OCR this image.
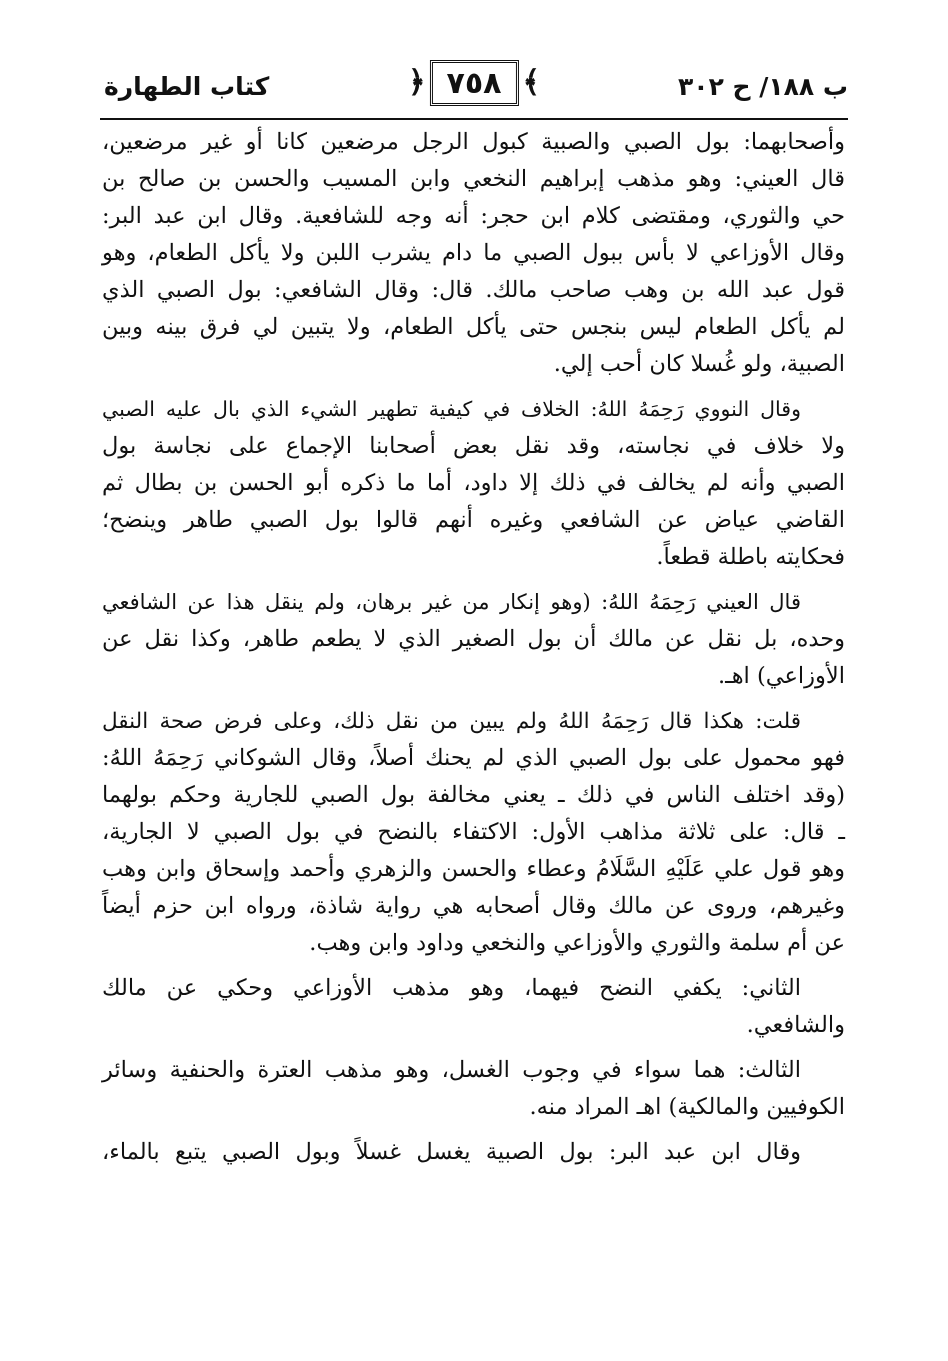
كتاب الطهارة	﴿ ٧٥٨ ﴾	ب ١٨٨/ ح ٣٠٢

وأصحابهما: بول الصبي والصبية كبول الرجل مرضعين كانا أو غير مرضعين،
قال العيني: وهو مذهب إبراهيم النخعي وابن المسيب والحسن بن صالح بن
حي والثوري، ومقتضى كلام ابن حجر: أنه وجه للشافعية. وقال ابن عبد البر:
وقال الأوزاعي لا بأس ببول الصبي ما دام يشرب اللبن ولا يأكل الطعام، وهو
قول عبد الله بن وهب صاحب مالك. قال: وقال الشافعي: بول الصبي الذي
لم يأكل الطعام ليس بنجس حتى يأكل الطعام، ولا يتبين لي فرق بينه وبين
الصبية، ولو غُسلا كان أحب إلي.

وقال النووي رَحِمَهُ اللهُ: الخلاف في كيفية تطهير الشيء الذي بال عليه الصبي
ولا خلاف في نجاسته، وقد نقل بعض أصحابنا الإجماع على نجاسة بول
الصبي وأنه لم يخالف في ذلك إلا داود، أما ما ذكره أبو الحسن بن بطال ثم
القاضي عياض عن الشافعي وغيره أنهم قالوا بول الصبي طاهر وينضح؛
فحكايته باطلة قطعاً.

قال العيني رَحِمَهُ اللهُ: (وهو إنكار من غير برهان، ولم ينقل هذا عن الشافعي
وحده، بل نقل عن مالك أن بول الصغير الذي لا يطعم طاهر، وكذا نقل عن
الأوزاعي) اهـ.

قلت: هكذا قال رَحِمَهُ اللهُ ولم يبين من نقل ذلك، وعلى فرض صحة النقل
فهو محمول على بول الصبي الذي لم يحنك أصلاً، وقال الشوكاني رَحِمَهُ اللهُ:
(وقد اختلف الناس في ذلك ـ يعني مخالفة بول الصبي للجارية وحكم بولهما
ـ قال: على ثلاثة مذاهب الأول: الاكتفاء بالنضح في بول الصبي لا الجارية،
وهو قول علي عَلَيْهِ السَّلَامُ وعطاء والحسن والزهري وأحمد وإسحاق وابن وهب
وغيرهم، وروى عن مالك وقال أصحابه هي رواية شاذة، ورواه ابن حزم أيضاً
عن أم سلمة والثوري والأوزاعي والنخعي وداود وابن وهب.

الثاني: يكفي النضح فيهما، وهو مذهب الأوزاعي وحكي عن مالك
والشافعي.

الثالث: هما سواء في وجوب الغسل، وهو مذهب العترة والحنفية وسائر
الكوفيين والمالكية) اهـ المراد منه.

وقال ابن عبد البر: بول الصبية يغسل غسلاً وبول الصبي يتبع بالماء،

▶ TASK TO COMPLETE
Leave the pictures out and reproduce each record exactly as written.

▶ EXERCISE ANSWER
OCR this image.
كتاب الطهارة	﴿ ٧٥٨ ﴾	ب ١٨٨/ ح ٣٠٢

وأصحابهما: بول الصبي والصبية كبول الرجل مرضعين كانا أو غير مرضعين،
قال العيني: وهو مذهب إبراهيم النخعي وابن المسيب والحسن بن صالح بن
حي والثوري، ومقتضى كلام ابن حجر: أنه وجه للشافعية. وقال ابن عبد البر:
وقال الأوزاعي لا بأس ببول الصبي ما دام يشرب اللبن ولا يأكل الطعام، وهو
قول عبد الله بن وهب صاحب مالك. قال: وقال الشافعي: بول الصبي الذي
لم يأكل الطعام ليس بنجس حتى يأكل الطعام، ولا يتبين لي فرق بينه وبين
الصبية، ولو غُسلا كان أحب إلي.

وقال النووي رَحِمَهُ اللهُ: الخلاف في كيفية تطهير الشيء الذي بال عليه الصبي
ولا خلاف في نجاسته، وقد نقل بعض أصحابنا الإجماع على نجاسة بول
الصبي وأنه لم يخالف في ذلك إلا داود، أما ما ذكره أبو الحسن بن بطال ثم
القاضي عياض عن الشافعي وغيره أنهم قالوا بول الصبي طاهر وينضح؛
فحكايته باطلة قطعاً.

قال العيني رَحِمَهُ اللهُ: (وهو إنكار من غير برهان، ولم ينقل هذا عن الشافعي
وحده، بل نقل عن مالك أن بول الصغير الذي لا يطعم طاهر، وكذا نقل عن
الأوزاعي) اهـ.

قلت: هكذا قال رَحِمَهُ اللهُ ولم يبين من نقل ذلك، وعلى فرض صحة النقل
فهو محمول على بول الصبي الذي لم يحنك أصلاً، وقال الشوكاني رَحِمَهُ اللهُ:
(وقد اختلف الناس في ذلك ـ يعني مخالفة بول الصبي للجارية وحكم بولهما
ـ قال: على ثلاثة مذاهب الأول: الاكتفاء بالنضح في بول الصبي لا الجارية،
وهو قول علي عَلَيْهِ السَّلَامُ وعطاء والحسن والزهري وأحمد وإسحاق وابن وهب
وغيرهم، وروى عن مالك وقال أصحابه هي رواية شاذة، ورواه ابن حزم أيضاً
عن أم سلمة والثوري والأوزاعي والنخعي وداود وابن وهب.

الثاني: يكفي النضح فيهما، وهو مذهب الأوزاعي وحكي عن مالك
والشافعي.

الثالث: هما سواء في وجوب الغسل، وهو مذهب العترة والحنفية وسائر
الكوفيين والمالكية) اهـ المراد منه.

وقال ابن عبد البر: بول الصبية يغسل غسلاً وبول الصبي يتبع بالماء،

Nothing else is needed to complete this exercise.